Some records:

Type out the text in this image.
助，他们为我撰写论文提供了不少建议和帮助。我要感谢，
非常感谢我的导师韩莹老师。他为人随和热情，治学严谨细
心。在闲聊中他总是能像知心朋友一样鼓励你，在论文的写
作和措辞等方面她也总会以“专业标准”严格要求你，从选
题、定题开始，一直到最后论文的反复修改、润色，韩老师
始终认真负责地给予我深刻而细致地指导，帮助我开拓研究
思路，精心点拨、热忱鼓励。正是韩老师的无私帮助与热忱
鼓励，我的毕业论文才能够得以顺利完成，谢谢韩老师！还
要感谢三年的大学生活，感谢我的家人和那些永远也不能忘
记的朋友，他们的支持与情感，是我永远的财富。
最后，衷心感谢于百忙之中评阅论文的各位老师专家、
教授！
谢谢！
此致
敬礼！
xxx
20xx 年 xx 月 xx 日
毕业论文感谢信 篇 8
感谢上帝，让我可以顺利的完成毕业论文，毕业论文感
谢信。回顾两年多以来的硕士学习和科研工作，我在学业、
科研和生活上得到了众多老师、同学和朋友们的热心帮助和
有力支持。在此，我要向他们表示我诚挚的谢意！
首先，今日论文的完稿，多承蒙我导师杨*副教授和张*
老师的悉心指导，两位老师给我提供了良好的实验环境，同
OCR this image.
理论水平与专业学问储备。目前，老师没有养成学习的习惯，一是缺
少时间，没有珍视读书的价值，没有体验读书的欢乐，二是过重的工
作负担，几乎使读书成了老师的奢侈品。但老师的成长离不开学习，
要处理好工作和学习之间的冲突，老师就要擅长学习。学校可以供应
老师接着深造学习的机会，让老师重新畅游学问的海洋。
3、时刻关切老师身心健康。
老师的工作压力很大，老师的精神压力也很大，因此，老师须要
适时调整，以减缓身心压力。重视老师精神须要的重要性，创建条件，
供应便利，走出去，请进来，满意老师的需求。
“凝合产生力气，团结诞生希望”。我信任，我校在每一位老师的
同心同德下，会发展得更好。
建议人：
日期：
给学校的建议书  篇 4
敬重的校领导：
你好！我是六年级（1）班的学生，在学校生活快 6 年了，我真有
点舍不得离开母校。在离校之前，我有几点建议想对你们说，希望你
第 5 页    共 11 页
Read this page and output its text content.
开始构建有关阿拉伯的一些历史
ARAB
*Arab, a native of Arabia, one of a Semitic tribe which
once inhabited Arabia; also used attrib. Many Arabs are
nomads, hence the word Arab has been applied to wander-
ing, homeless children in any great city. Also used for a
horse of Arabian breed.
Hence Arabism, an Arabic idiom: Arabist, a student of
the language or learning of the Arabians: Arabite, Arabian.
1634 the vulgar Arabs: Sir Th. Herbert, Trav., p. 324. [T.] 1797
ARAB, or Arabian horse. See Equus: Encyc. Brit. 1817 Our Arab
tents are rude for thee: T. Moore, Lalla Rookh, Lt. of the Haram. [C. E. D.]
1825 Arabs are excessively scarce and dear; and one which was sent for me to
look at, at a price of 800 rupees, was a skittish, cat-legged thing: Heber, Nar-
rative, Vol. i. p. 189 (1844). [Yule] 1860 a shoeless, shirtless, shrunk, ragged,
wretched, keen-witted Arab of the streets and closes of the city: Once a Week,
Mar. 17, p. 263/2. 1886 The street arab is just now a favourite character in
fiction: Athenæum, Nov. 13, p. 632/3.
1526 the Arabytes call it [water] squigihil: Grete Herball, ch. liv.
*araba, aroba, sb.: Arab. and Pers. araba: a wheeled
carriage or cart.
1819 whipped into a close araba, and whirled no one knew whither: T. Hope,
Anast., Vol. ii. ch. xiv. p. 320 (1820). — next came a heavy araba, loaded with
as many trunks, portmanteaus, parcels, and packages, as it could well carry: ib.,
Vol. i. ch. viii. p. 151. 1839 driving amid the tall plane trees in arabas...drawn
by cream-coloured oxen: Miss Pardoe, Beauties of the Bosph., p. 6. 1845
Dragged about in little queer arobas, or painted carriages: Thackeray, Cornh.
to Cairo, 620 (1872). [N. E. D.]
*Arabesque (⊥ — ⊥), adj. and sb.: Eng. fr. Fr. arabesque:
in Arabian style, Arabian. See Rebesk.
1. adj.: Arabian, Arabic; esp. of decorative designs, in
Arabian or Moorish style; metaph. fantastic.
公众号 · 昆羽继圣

- [YOUR GOAL]:
Identify and copy all lines with the word "city".

- [FINAL RESULT]:
ing, homeless children in any great city. Also used for a
wretched, keen-witted Arab of the streets and closes of the city: Once a Week,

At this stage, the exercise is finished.